■ TASK TO COMPLETE ■
Repeat each record below exactly as given.

Excerpt from a dataset
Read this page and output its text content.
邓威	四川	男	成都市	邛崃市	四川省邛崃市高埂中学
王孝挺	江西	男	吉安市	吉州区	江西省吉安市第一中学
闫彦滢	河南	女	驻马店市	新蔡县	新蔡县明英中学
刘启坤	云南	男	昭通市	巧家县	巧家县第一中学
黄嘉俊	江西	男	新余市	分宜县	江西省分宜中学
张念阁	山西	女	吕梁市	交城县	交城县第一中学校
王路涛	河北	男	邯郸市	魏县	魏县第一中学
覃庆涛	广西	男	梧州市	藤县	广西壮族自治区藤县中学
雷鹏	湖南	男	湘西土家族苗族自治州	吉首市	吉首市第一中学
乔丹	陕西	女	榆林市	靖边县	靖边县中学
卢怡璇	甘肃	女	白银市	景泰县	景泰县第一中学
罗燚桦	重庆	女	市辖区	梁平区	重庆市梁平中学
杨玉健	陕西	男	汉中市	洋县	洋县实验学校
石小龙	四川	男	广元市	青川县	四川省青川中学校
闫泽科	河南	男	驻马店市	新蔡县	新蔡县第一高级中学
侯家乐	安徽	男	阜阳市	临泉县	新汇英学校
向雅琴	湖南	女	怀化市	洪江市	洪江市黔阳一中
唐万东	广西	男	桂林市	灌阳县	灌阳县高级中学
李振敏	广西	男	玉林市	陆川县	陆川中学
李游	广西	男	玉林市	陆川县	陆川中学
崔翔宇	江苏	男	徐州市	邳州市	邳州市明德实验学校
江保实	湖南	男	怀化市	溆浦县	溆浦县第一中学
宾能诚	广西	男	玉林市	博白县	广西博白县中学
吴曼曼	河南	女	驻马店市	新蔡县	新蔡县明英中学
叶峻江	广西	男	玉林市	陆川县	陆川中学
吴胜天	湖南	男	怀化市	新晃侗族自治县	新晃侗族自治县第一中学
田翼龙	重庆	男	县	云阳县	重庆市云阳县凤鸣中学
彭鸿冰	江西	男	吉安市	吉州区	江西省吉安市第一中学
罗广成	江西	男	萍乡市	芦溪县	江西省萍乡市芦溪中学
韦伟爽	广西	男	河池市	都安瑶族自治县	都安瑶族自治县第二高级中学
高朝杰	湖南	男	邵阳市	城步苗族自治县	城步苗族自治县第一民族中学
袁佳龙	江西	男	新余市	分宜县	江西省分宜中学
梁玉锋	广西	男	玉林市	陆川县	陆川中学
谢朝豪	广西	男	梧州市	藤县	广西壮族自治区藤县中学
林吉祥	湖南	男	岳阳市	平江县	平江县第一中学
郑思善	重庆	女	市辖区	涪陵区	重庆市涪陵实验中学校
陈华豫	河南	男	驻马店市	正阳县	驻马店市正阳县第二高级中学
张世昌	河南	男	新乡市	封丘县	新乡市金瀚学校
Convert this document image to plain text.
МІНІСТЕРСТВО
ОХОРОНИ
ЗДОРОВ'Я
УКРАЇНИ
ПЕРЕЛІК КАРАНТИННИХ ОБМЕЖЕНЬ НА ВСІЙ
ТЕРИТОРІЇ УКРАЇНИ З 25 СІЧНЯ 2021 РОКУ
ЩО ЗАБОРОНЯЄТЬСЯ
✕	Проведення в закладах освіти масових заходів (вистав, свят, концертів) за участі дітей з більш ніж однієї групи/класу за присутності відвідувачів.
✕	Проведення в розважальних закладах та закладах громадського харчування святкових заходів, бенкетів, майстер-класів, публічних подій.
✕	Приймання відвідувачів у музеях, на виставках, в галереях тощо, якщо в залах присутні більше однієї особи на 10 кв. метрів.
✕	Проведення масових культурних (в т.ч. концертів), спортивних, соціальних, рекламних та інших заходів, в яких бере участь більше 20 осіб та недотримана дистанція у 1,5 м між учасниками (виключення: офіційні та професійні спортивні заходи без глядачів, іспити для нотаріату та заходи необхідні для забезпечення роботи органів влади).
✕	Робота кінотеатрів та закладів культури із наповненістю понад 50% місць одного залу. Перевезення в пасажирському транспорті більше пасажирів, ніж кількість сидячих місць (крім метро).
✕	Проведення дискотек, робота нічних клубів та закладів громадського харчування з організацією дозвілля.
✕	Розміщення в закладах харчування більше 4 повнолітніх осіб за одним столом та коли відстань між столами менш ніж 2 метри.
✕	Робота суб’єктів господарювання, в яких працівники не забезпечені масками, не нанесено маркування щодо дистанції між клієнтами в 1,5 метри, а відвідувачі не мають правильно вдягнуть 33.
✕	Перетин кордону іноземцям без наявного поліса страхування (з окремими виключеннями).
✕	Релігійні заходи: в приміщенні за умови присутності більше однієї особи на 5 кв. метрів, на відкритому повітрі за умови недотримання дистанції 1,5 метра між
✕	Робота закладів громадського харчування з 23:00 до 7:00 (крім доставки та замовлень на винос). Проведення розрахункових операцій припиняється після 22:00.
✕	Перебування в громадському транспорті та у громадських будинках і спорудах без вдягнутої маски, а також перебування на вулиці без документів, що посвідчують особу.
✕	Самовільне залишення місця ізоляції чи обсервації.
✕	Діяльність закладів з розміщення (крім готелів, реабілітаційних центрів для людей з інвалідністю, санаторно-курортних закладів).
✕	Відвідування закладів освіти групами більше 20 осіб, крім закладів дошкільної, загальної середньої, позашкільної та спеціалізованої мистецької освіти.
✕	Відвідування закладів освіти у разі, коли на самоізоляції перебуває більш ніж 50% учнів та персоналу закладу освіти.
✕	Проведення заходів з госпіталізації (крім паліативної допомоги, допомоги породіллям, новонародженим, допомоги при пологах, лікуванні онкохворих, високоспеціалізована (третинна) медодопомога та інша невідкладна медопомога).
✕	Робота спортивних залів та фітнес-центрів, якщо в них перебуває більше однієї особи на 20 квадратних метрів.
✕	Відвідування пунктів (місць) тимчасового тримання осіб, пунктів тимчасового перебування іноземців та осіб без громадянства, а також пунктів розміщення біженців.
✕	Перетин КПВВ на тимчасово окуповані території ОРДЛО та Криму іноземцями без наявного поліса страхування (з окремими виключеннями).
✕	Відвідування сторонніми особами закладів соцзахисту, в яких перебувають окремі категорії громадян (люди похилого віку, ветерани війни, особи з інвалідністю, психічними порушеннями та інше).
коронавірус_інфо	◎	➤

■ EXERCISE SOLUTION ■
Read this page and output its text content.
邓威	四川	男	成都市	邛崃市	四川省邛崃市高埂中学
王孝挺	江西	男	吉安市	吉州区	江西省吉安市第一中学
闫彦滢	河南	女	驻马店市	新蔡县	新蔡县明英中学
刘启坤	云南	男	昭通市	巧家县	巧家县第一中学
黄嘉俊	江西	男	新余市	分宜县	江西省分宜中学
张念阁	山西	女	吕梁市	交城县	交城县第一中学校
王路涛	河北	男	邯郸市	魏县	魏县第一中学
覃庆涛	广西	男	梧州市	藤县	广西壮族自治区藤县中学
雷鹏	湖南	男	湘西土家族苗族自治州	吉首市	吉首市第一中学
乔丹	陕西	女	榆林市	靖边县	靖边县中学
卢怡璇	甘肃	女	白银市	景泰县	景泰县第一中学
罗燚桦	重庆	女	市辖区	梁平区	重庆市梁平中学
杨玉健	陕西	男	汉中市	洋县	洋县实验学校
石小龙	四川	男	广元市	青川县	四川省青川中学校
闫泽科	河南	男	驻马店市	新蔡县	新蔡县第一高级中学
侯家乐	安徽	男	阜阳市	临泉县	新汇英学校
向雅琴	湖南	女	怀化市	洪江市	洪江市黔阳一中
唐万东	广西	男	桂林市	灌阳县	灌阳县高级中学
李振敏	广西	男	玉林市	陆川县	陆川中学
李游	广西	男	玉林市	陆川县	陆川中学
崔翔宇	江苏	男	徐州市	邳州市	邳州市明德实验学校
江保实	湖南	男	怀化市	溆浦县	溆浦县第一中学
宾能诚	广西	男	玉林市	博白县	广西博白县中学
吴曼曼	河南	女	驻马店市	新蔡县	新蔡县明英中学
叶峻江	广西	男	玉林市	陆川县	陆川中学
吴胜天	湖南	男	怀化市	新晃侗族自治县	新晃侗族自治县第一中学
田翼龙	重庆	男	县	云阳县	重庆市云阳县凤鸣中学
彭鸿冰	江西	男	吉安市	吉州区	江西省吉安市第一中学
罗广成	江西	男	萍乡市	芦溪县	江西省萍乡市芦溪中学
韦伟爽	广西	男	河池市	都安瑶族自治县	都安瑶族自治县第二高级中学
高朝杰	湖南	男	邵阳市	城步苗族自治县	城步苗族自治县第一民族中学
袁佳龙	江西	男	新余市	分宜县	江西省分宜中学
梁玉锋	广西	男	玉林市	陆川县	陆川中学
谢朝豪	广西	男	梧州市	藤县	广西壮族自治区藤县中学
林吉祥	湖南	男	岳阳市	平江县	平江县第一中学
郑思善	重庆	女	市辖区	涪陵区	重庆市涪陵实验中学校
陈华豫	河南	男	驻马店市	正阳县	驻马店市正阳县第二高级中学
张世昌	河南	男	新乡市	封丘县	新乡市金瀚学校
Convert this document image to plain text.
МІНІСТЕРСТВО
ОХОРОНИ
ЗДОРОВ'Я
УКРАЇНИ
ПЕРЕЛІК КАРАНТИННИХ ОБМЕЖЕНЬ НА ВСІЙ
ТЕРИТОРІЇ УКРАЇНИ З 25 СІЧНЯ 2021 РОКУ
ЩО ЗАБОРОНЯЄТЬСЯ
✕	Проведення в закладах освіти масових заходів (вистав, свят, концертів) за участі дітей з більш ніж однієї групи/класу за присутності відвідувачів.
✕	Проведення в розважальних закладах та закладах громадського харчування святкових заходів, бенкетів, майстер-класів, публічних подій.
✕	Приймання відвідувачів у музеях, на виставках, в галереях тощо, якщо в залах присутні більше однієї особи на 10 кв. метрів.
✕	Проведення масових культурних (в т.ч. концертів), спортивних, соціальних, рекламних та інших заходів, в яких бере участь більше 20 осіб та недотримана дистанція у 1,5 м між учасниками (виключення: офіційні та професійні спортивні заходи без глядачів, іспити для нотаріату та заходи необхідні для забезпечення роботи органів влади).
✕	Робота кінотеатрів та закладів культури із наповненістю понад 50% місць одного залу. Перевезення в пасажирському транспорті більше пасажирів, ніж кількість сидячих місць (крім метро).
✕	Проведення дискотек, робота нічних клубів та закладів громадського харчування з організацією дозвілля.
✕	Розміщення в закладах харчування більше 4 повнолітніх осіб за одним столом та коли відстань між столами менш ніж 2 метри.
✕	Робота суб’єктів господарювання, в яких працівники не забезпечені масками, не нанесено маркування щодо дистанції між клієнтами в 1,5 метри, а відвідувачі не мають правильно вдягнуть 33.
✕	Перетин кордону іноземцям без наявного поліса страхування (з окремими виключеннями).
✕	Релігійні заходи: в приміщенні за умови присутності більше однієї особи на 5 кв. метрів, на відкритому повітрі за умови недотримання дистанції 1,5 метра між
✕	Робота закладів громадського харчування з 23:00 до 7:00 (крім доставки та замовлень на винос). Проведення розрахункових операцій припиняється після 22:00.
✕	Перебування в громадському транспорті та у громадських будинках і спорудах без вдягнутої маски, а також перебування на вулиці без документів, що посвідчують особу.
✕	Самовільне залишення місця ізоляції чи обсервації.
✕	Діяльність закладів з розміщення (крім готелів, реабілітаційних центрів для людей з інвалідністю, санаторно-курортних закладів).
✕	Відвідування закладів освіти групами більше 20 осіб, крім закладів дошкільної, загальної середньої, позашкільної та спеціалізованої мистецької освіти.
✕	Відвідування закладів освіти у разі, коли на самоізоляції перебуває більш ніж 50% учнів та персоналу закладу освіти.
✕	Проведення заходів з госпіталізації (крім паліативної допомоги, допомоги породіллям, новонародженим, допомоги при пологах, лікуванні онкохворих, високоспеціалізована (третинна) медодопомога та інша невідкладна медопомога).
✕	Робота спортивних залів та фітнес-центрів, якщо в них перебуває більше однієї особи на 20 квадратних метрів.
✕	Відвідування пунктів (місць) тимчасового тримання осіб, пунктів тимчасового перебування іноземців та осіб без громадянства, а також пунктів розміщення біженців.
✕	Перетин КПВВ на тимчасово окуповані території ОРДЛО та Криму іноземцями без наявного поліса страхування (з окремими виключеннями).
✕	Відвідування сторонніми особами закладів соцзахисту, в яких перебувають окремі категорії громадян (люди похилого віку, ветерани війни, особи з інвалідністю, психічними порушеннями та інше).
коронавірус_інфо	◎	➤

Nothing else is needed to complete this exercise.